Dataset records:
——————————

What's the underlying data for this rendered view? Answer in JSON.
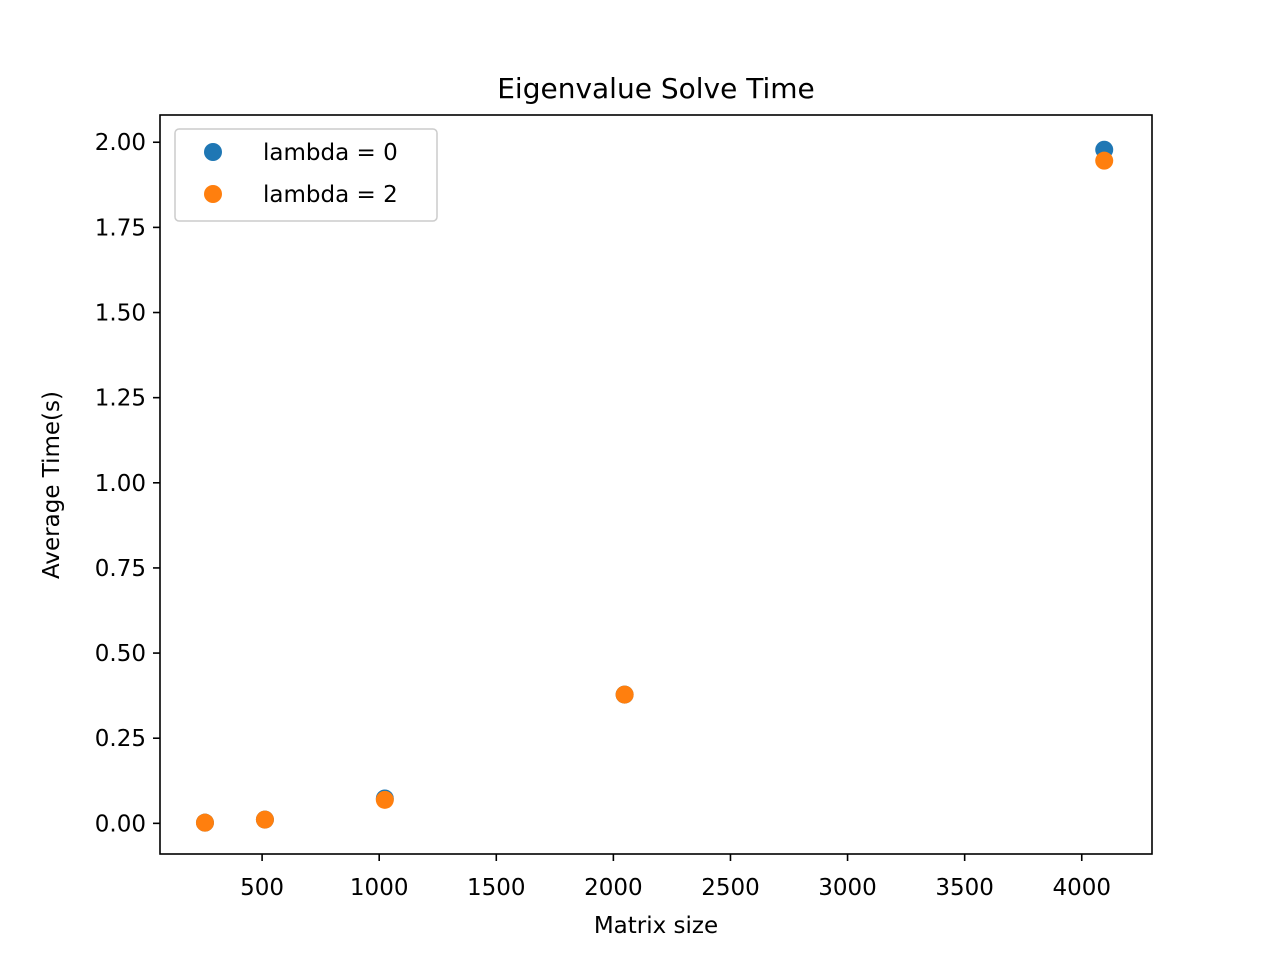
{
  "chart_data": {
    "type": "scatter",
    "title": "Eigenvalue Solve Time",
    "xlabel": "Matrix size",
    "ylabel": "Average Time(s)",
    "xlim": [
      64,
      4300
    ],
    "ylim": [
      -0.09,
      2.08
    ],
    "xticks": [
      500,
      1000,
      1500,
      2000,
      2500,
      3000,
      3500,
      4000
    ],
    "xtick_labels": [
      "500",
      "1000",
      "1500",
      "2000",
      "2500",
      "3000",
      "3500",
      "4000"
    ],
    "yticks": [
      0.0,
      0.25,
      0.5,
      0.75,
      1.0,
      1.25,
      1.5,
      1.75,
      2.0
    ],
    "ytick_labels": [
      "0.00",
      "0.25",
      "0.50",
      "0.75",
      "1.00",
      "1.25",
      "1.50",
      "1.75",
      "2.00"
    ],
    "grid": false,
    "legend_position": "upper left",
    "series": [
      {
        "name": "lambda = 0",
        "color": "#1f77b4",
        "x": [
          256,
          512,
          1024,
          2048,
          4096
        ],
        "y": [
          0.002,
          0.011,
          0.073,
          0.378,
          1.978
        ]
      },
      {
        "name": "lambda = 2",
        "color": "#ff7f0e",
        "x": [
          256,
          512,
          1024,
          2048,
          4096
        ],
        "y": [
          0.002,
          0.011,
          0.069,
          0.378,
          1.946
        ]
      }
    ]
  }
}
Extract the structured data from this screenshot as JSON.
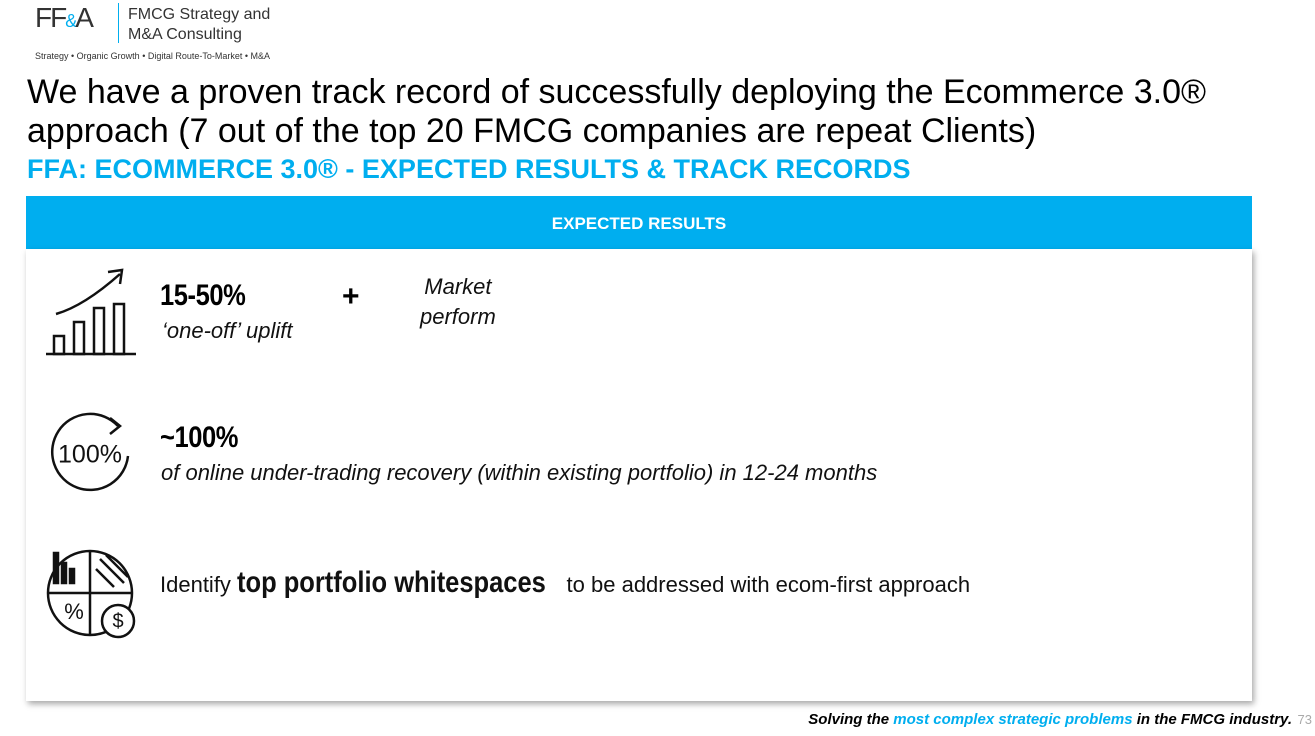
{
  "header": {
    "logo": [
      "FF",
      "&",
      "A"
    ],
    "company": [
      "FMCG Strategy and",
      "M&A Consulting"
    ],
    "tagline": "Strategy • Organic Growth • Digital Route-To-Market • M&A"
  },
  "title": [
    "We have a proven track record of successfully deploying the Ecommerce 3.0®",
    "approach (7 out of the top 20 FMCG companies are repeat Clients)"
  ],
  "subtitle": "FFA: ECOMMERCE 3.0® - EXPECTED RESULTS & TRACK RECORDS",
  "panel": {
    "header": "EXPECTED RESULTS",
    "items": [
      {
        "value": "15-50%",
        "note": "‘one-off’ uplift",
        "plus": "+",
        "extra": [
          "Market",
          "perform"
        ]
      },
      {
        "icon_label": "100%",
        "value": "~100%",
        "note": "of online under-trading recovery (within existing portfolio) in 12-24 months"
      },
      {
        "icon_labels": [
          "%",
          "$"
        ],
        "before": "Identify",
        "emphasis": "top portfolio whitespaces",
        "after": "to be addressed with ecom-first approach"
      }
    ]
  },
  "footer": {
    "before": "Solving the",
    "highlight": "most complex strategic problems",
    "after": "in the FMCG industry.",
    "page": 73
  }
}
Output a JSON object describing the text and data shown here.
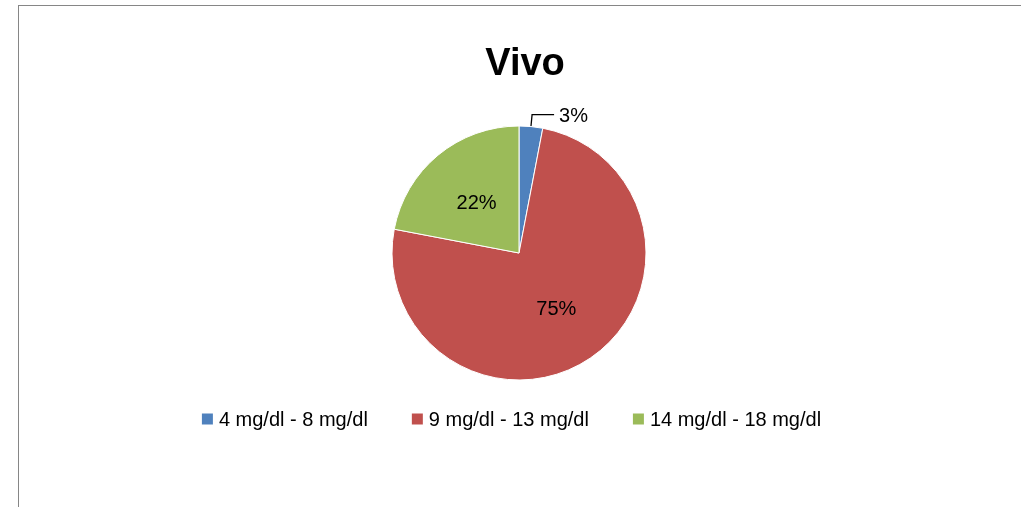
{
  "chart_data": {
    "type": "pie",
    "title": "Vivo",
    "categories": [
      "4 mg/dl - 8 mg/dl",
      "9 mg/dl - 13 mg/dl",
      "14 mg/dl - 18 mg/dl"
    ],
    "values": [
      3,
      75,
      22
    ],
    "colors": [
      "#4f81bd",
      "#c0504d",
      "#9bbb59"
    ],
    "value_labels": [
      "3%",
      "75%",
      "22%"
    ],
    "legend": "bottom"
  }
}
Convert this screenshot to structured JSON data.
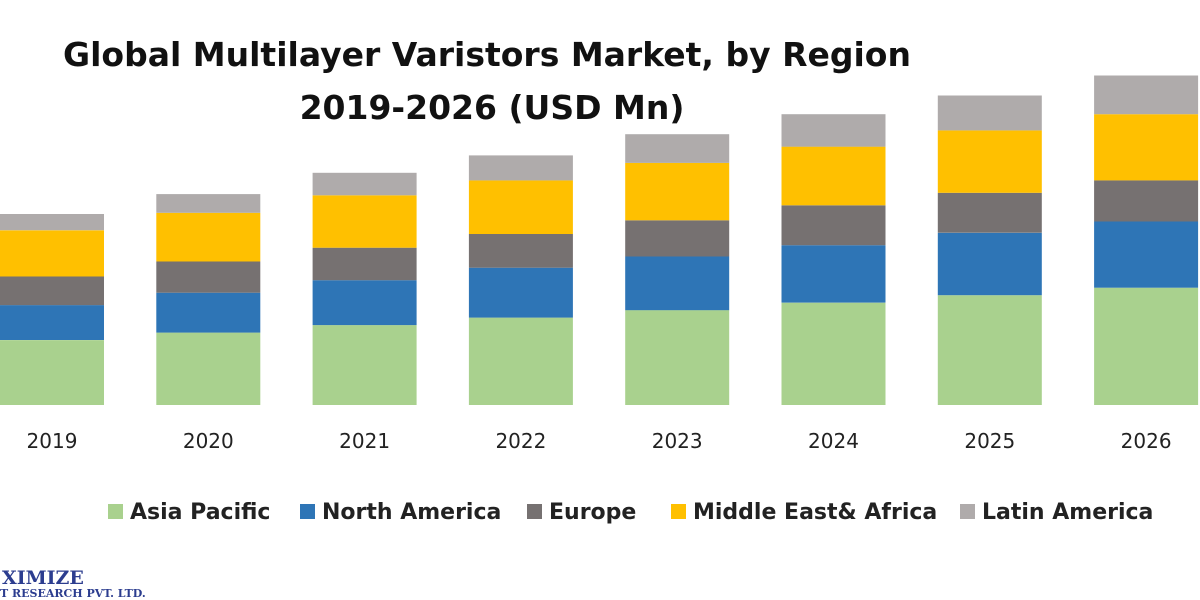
{
  "chart_data": {
    "type": "bar",
    "stacked": true,
    "title_line1": "Global Multilayer Varistors Market, by Region",
    "title_line2": "2019-2026 (USD Mn)",
    "categories": [
      "2019",
      "2020",
      "2021",
      "2022",
      "2023",
      "2024",
      "2025",
      "2026"
    ],
    "series": [
      {
        "name": "Asia Pacific",
        "color": "#a9d18e",
        "values": [
          52,
          58,
          64,
          70,
          76,
          82,
          88,
          94
        ]
      },
      {
        "name": "North America",
        "color": "#2e75b6",
        "values": [
          28,
          32,
          36,
          40,
          43,
          46,
          50,
          53
        ]
      },
      {
        "name": "Europe",
        "color": "#767171",
        "values": [
          23,
          25,
          26,
          27,
          29,
          32,
          32,
          33
        ]
      },
      {
        "name": "Middle East& Africa",
        "color": "#ffc000",
        "values": [
          37,
          39,
          42,
          43,
          46,
          47,
          50,
          53
        ]
      },
      {
        "name": "Latin America",
        "color": "#afabab",
        "values": [
          13,
          15,
          18,
          20,
          23,
          26,
          28,
          31
        ]
      }
    ],
    "ylim": [
      0,
      270
    ],
    "y_axis_visible": false,
    "grid": false,
    "legend_position": "bottom"
  },
  "watermark": {
    "line1": "XIMIZE",
    "line2": "T RESEARCH PVT. LTD."
  }
}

——————————

THE REQUEST: Copy out all lines where the word "name" appears.

RESPONSE BELOW:
        "name": "lambda = 0",
        "name": "lambda = 2",
        "name": "Asia Pacific",
        "name": "North America",
        "name": "Europe",
        "name": "Middle East& Africa",
        "name": "Latin America",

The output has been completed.